Directive
Exact reproduction is required for all entries.
++++ Task material
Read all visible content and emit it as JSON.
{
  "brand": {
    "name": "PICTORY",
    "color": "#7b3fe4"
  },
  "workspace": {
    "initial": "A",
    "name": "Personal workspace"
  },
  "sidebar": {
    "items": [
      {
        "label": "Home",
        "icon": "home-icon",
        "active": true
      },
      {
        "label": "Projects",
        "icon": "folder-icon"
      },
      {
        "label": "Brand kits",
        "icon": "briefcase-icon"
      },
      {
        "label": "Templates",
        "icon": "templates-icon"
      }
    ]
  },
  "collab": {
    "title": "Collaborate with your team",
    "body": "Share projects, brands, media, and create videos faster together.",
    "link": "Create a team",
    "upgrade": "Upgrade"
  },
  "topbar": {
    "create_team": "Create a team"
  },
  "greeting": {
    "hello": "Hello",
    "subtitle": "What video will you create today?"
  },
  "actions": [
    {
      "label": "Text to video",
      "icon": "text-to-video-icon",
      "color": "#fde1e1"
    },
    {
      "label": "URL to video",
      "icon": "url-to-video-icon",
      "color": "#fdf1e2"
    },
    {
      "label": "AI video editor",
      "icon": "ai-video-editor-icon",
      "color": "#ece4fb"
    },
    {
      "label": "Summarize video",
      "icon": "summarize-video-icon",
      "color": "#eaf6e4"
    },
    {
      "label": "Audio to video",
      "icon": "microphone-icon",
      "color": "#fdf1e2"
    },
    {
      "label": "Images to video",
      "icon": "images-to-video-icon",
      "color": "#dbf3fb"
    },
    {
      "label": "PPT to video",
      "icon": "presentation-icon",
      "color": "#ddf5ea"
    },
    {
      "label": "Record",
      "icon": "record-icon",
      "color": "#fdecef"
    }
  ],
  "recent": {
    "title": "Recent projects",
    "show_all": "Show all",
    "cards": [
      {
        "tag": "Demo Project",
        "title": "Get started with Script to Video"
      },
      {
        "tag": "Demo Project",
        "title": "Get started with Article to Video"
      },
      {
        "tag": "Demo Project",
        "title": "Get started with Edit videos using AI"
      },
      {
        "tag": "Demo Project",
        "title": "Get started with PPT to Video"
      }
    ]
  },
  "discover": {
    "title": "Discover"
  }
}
++++++++
Task output
Read all visible content and emit it as JSON.
{
  "brand": {
    "name": "PICTORY",
    "color": "#7b3fe4"
  },
  "workspace": {
    "initial": "A",
    "name": "Personal workspace"
  },
  "sidebar": {
    "items": [
      {
        "label": "Home",
        "icon": "home-icon",
        "active": true
      },
      {
        "label": "Projects",
        "icon": "folder-icon"
      },
      {
        "label": "Brand kits",
        "icon": "briefcase-icon"
      },
      {
        "label": "Templates",
        "icon": "templates-icon"
      }
    ]
  },
  "collab": {
    "title": "Collaborate with your team",
    "body": "Share projects, brands, media, and create videos faster together.",
    "link": "Create a team",
    "upgrade": "Upgrade"
  },
  "topbar": {
    "create_team": "Create a team"
  },
  "greeting": {
    "hello": "Hello",
    "subtitle": "What video will you create today?"
  },
  "actions": [
    {
      "label": "Text to video",
      "icon": "text-to-video-icon",
      "color": "#fde1e1"
    },
    {
      "label": "URL to video",
      "icon": "url-to-video-icon",
      "color": "#fdf1e2"
    },
    {
      "label": "AI video editor",
      "icon": "ai-video-editor-icon",
      "color": "#ece4fb"
    },
    {
      "label": "Summarize video",
      "icon": "summarize-video-icon",
      "color": "#eaf6e4"
    },
    {
      "label": "Audio to video",
      "icon": "microphone-icon",
      "color": "#fdf1e2"
    },
    {
      "label": "Images to video",
      "icon": "images-to-video-icon",
      "color": "#dbf3fb"
    },
    {
      "label": "PPT to video",
      "icon": "presentation-icon",
      "color": "#ddf5ea"
    },
    {
      "label": "Record",
      "icon": "record-icon",
      "color": "#fdecef"
    }
  ],
  "recent": {
    "title": "Recent projects",
    "show_all": "Show all",
    "cards": [
      {
        "tag": "Demo Project",
        "title": "Get started with Script to Video"
      },
      {
        "tag": "Demo Project",
        "title": "Get started with Article to Video"
      },
      {
        "tag": "Demo Project",
        "title": "Get started with Edit videos using AI"
      },
      {
        "tag": "Demo Project",
        "title": "Get started with PPT to Video"
      }
    ]
  },
  "discover": {
    "title": "Discover"
  }
}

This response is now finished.